→ **Given instruction**
Write out every single entry exactly.

Records from a data collection

———

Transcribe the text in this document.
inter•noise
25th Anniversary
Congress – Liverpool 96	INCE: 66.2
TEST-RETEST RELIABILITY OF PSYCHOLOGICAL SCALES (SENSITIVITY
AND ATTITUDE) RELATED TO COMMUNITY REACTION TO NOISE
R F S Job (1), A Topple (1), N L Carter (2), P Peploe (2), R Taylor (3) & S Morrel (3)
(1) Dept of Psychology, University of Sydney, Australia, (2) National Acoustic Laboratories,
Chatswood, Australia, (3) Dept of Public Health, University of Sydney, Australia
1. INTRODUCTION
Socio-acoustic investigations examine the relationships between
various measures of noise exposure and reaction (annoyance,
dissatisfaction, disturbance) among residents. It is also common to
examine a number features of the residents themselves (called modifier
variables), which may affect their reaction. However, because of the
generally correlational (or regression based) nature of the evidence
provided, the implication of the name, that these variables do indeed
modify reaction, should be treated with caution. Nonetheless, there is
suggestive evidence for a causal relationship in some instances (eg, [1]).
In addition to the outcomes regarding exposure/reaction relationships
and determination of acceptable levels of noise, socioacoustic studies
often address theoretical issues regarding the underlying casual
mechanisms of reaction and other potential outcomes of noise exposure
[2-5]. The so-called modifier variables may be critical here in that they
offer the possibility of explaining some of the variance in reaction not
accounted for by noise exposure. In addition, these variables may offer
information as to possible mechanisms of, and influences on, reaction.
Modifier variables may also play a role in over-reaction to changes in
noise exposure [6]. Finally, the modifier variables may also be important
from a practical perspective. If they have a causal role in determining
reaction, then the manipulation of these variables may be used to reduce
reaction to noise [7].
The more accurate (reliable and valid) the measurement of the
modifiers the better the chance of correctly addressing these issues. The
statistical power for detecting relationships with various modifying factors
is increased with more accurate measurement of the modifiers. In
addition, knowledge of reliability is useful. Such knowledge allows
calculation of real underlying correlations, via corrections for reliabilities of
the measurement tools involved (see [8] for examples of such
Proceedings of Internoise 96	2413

———

→ **Task response**
Transcribe the text in this document.
inter•noise
25th Anniversary
Congress – Liverpool 96	INCE: 66.2
TEST-RETEST RELIABILITY OF PSYCHOLOGICAL SCALES (SENSITIVITY
AND ATTITUDE) RELATED TO COMMUNITY REACTION TO NOISE
R F S Job (1), A Topple (1), N L Carter (2), P Peploe (2), R Taylor (3) & S Morrel (3)
(1) Dept of Psychology, University of Sydney, Australia, (2) National Acoustic Laboratories,
Chatswood, Australia, (3) Dept of Public Health, University of Sydney, Australia
1. INTRODUCTION
Socio-acoustic investigations examine the relationships between
various measures of noise exposure and reaction (annoyance,
dissatisfaction, disturbance) among residents. It is also common to
examine a number features of the residents themselves (called modifier
variables), which may affect their reaction. However, because of the
generally correlational (or regression based) nature of the evidence
provided, the implication of the name, that these variables do indeed
modify reaction, should be treated with caution. Nonetheless, there is
suggestive evidence for a causal relationship in some instances (eg, [1]).
In addition to the outcomes regarding exposure/reaction relationships
and determination of acceptable levels of noise, socioacoustic studies
often address theoretical issues regarding the underlying casual
mechanisms of reaction and other potential outcomes of noise exposure
[2-5]. The so-called modifier variables may be critical here in that they
offer the possibility of explaining some of the variance in reaction not
accounted for by noise exposure. In addition, these variables may offer
information as to possible mechanisms of, and influences on, reaction.
Modifier variables may also play a role in over-reaction to changes in
noise exposure [6]. Finally, the modifier variables may also be important
from a practical perspective. If they have a causal role in determining
reaction, then the manipulation of these variables may be used to reduce
reaction to noise [7].
The more accurate (reliable and valid) the measurement of the
modifiers the better the chance of correctly addressing these issues. The
statistical power for detecting relationships with various modifying factors
is increased with more accurate measurement of the modifiers. In
addition, knowledge of reliability is useful. Such knowledge allows
calculation of real underlying correlations, via corrections for reliabilities of
the measurement tools involved (see [8] for examples of such
Proceedings of Internoise 96	2413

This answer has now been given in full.